> [Stated goal]
Write out, word for word, the lines from the one containing "point [97, 157, 106, 166]" through the one containing "y-tick-label: 40 [57, 186, 69, 203]", with both of those lines included.

> [Element region listings]
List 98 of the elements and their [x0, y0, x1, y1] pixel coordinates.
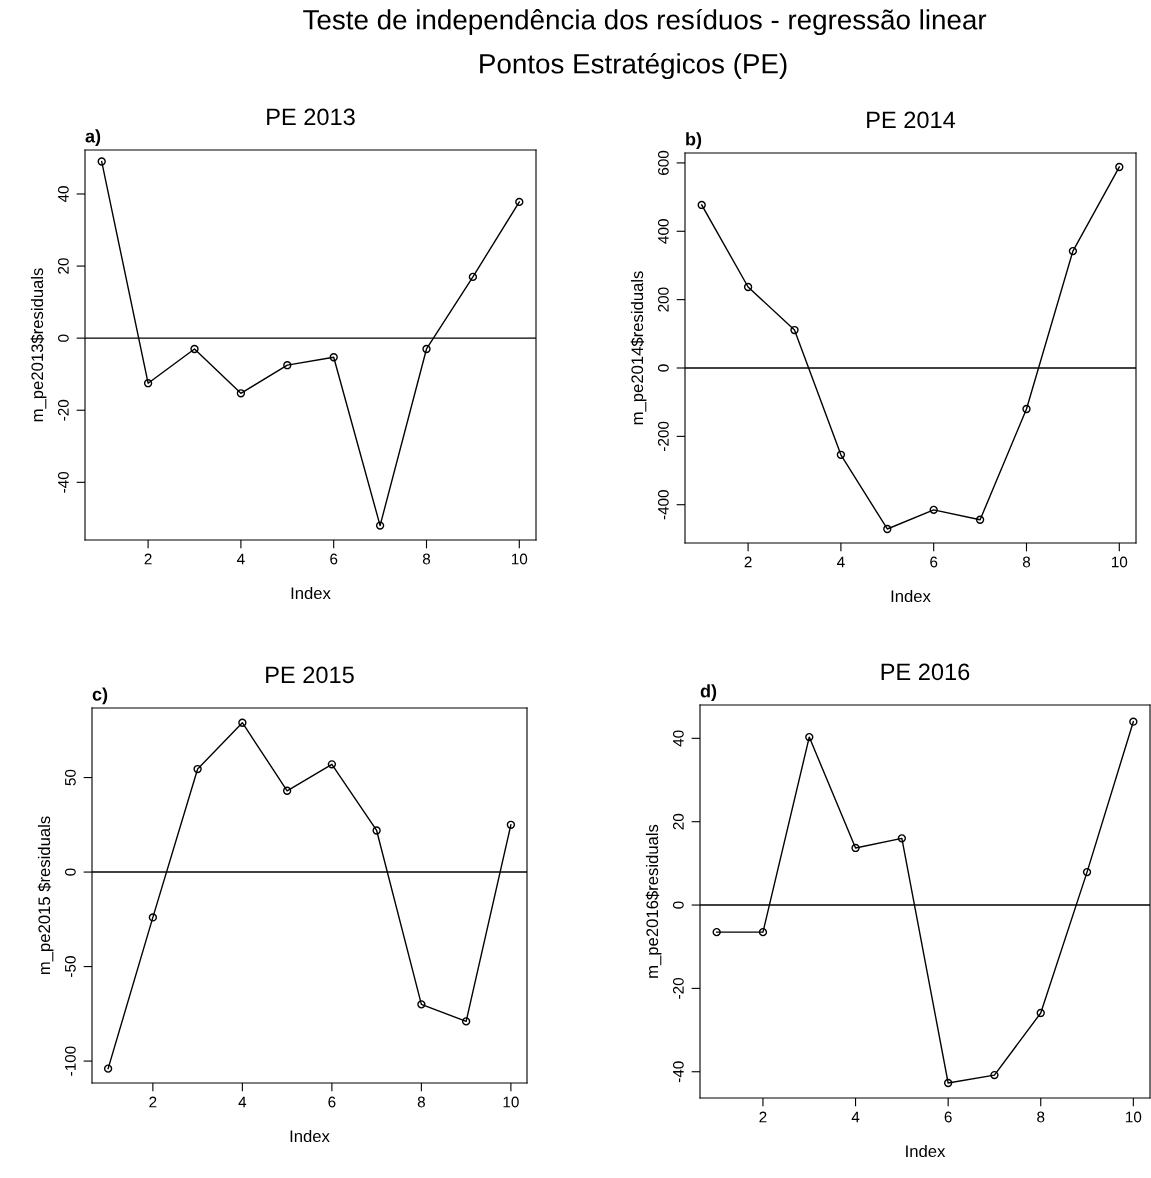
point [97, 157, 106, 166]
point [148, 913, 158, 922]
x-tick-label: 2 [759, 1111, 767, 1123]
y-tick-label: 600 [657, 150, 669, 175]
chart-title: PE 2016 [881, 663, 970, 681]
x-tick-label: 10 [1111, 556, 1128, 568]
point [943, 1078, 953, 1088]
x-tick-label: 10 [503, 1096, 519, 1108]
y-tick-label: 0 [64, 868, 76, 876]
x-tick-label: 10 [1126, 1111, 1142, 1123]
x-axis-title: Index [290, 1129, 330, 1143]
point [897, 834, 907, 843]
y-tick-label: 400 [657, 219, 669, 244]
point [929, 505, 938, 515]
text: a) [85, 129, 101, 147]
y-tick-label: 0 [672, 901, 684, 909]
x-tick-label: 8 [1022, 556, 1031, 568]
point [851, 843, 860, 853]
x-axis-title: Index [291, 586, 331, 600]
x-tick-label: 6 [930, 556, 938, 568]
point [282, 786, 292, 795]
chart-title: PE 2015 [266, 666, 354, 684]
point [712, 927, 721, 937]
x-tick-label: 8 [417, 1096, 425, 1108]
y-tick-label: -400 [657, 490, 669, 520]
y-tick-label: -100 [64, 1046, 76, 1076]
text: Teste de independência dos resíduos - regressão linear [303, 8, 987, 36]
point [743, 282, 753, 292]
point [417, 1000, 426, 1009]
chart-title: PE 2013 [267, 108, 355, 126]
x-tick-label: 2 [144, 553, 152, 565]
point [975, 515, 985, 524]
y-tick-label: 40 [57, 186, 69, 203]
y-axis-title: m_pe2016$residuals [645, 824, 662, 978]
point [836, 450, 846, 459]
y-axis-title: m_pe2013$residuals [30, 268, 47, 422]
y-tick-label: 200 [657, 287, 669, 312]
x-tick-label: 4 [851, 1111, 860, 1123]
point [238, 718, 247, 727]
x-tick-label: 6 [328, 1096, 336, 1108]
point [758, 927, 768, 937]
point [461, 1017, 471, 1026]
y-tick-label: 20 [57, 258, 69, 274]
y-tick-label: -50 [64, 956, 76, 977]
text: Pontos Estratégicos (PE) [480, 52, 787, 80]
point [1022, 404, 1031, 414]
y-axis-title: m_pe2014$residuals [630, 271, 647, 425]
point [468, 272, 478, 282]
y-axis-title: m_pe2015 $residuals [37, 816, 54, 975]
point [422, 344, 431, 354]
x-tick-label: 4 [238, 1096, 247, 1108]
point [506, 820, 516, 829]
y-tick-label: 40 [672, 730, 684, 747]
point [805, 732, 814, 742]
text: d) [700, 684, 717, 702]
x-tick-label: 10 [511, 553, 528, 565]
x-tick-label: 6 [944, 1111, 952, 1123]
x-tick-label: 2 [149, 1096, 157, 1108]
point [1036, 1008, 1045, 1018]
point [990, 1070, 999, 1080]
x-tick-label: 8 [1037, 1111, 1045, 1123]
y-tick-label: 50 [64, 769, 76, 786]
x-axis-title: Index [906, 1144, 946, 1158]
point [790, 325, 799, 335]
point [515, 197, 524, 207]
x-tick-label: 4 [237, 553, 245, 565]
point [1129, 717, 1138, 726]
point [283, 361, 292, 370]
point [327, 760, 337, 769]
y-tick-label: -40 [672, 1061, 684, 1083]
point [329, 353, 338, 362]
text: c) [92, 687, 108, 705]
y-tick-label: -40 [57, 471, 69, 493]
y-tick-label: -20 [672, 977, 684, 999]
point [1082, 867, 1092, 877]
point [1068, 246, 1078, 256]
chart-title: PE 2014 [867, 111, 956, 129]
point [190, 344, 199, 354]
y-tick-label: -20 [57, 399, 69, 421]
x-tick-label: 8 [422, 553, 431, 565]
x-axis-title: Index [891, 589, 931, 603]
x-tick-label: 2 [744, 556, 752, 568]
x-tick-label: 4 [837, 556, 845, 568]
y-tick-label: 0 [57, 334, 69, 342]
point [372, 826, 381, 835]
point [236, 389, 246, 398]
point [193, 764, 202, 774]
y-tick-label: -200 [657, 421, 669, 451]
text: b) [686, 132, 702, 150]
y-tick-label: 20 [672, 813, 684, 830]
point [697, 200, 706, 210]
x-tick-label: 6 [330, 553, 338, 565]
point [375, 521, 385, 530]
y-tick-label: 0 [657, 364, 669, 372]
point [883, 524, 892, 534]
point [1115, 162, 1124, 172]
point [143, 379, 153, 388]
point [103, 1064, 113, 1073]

> [Task output]
point [97, 157, 106, 166]
point [148, 913, 158, 922]
x-tick-label: 2 [759, 1111, 767, 1123]
y-tick-label: 600 [657, 150, 669, 175]
chart-title: PE 2016 [881, 663, 970, 681]
x-tick-label: 10 [1111, 556, 1128, 568]
point [943, 1078, 953, 1088]
x-tick-label: 10 [503, 1096, 519, 1108]
y-tick-label: 0 [64, 868, 76, 876]
x-tick-label: 10 [1126, 1111, 1142, 1123]
x-axis-title: Index [290, 1129, 330, 1143]
point [897, 834, 907, 843]
y-tick-label: 400 [657, 219, 669, 244]
point [929, 505, 938, 515]
text: a) [85, 129, 101, 147]
y-tick-label: 0 [672, 901, 684, 909]
x-tick-label: 8 [1022, 556, 1031, 568]
point [851, 843, 860, 853]
x-axis-title: Index [291, 586, 331, 600]
x-tick-label: 6 [930, 556, 938, 568]
point [282, 786, 292, 795]
chart-title: PE 2015 [266, 666, 354, 684]
point [712, 927, 721, 937]
x-tick-label: 8 [417, 1096, 425, 1108]
y-tick-label: -400 [657, 490, 669, 520]
y-tick-label: -100 [64, 1046, 76, 1076]
text: Teste de independência dos resíduos - regressão linear [303, 8, 987, 36]
point [743, 282, 753, 292]
point [417, 1000, 426, 1009]
chart-title: PE 2013 [267, 108, 355, 126]
x-tick-label: 2 [144, 553, 152, 565]
point [975, 515, 985, 524]
y-tick-label: 40 [57, 186, 69, 203]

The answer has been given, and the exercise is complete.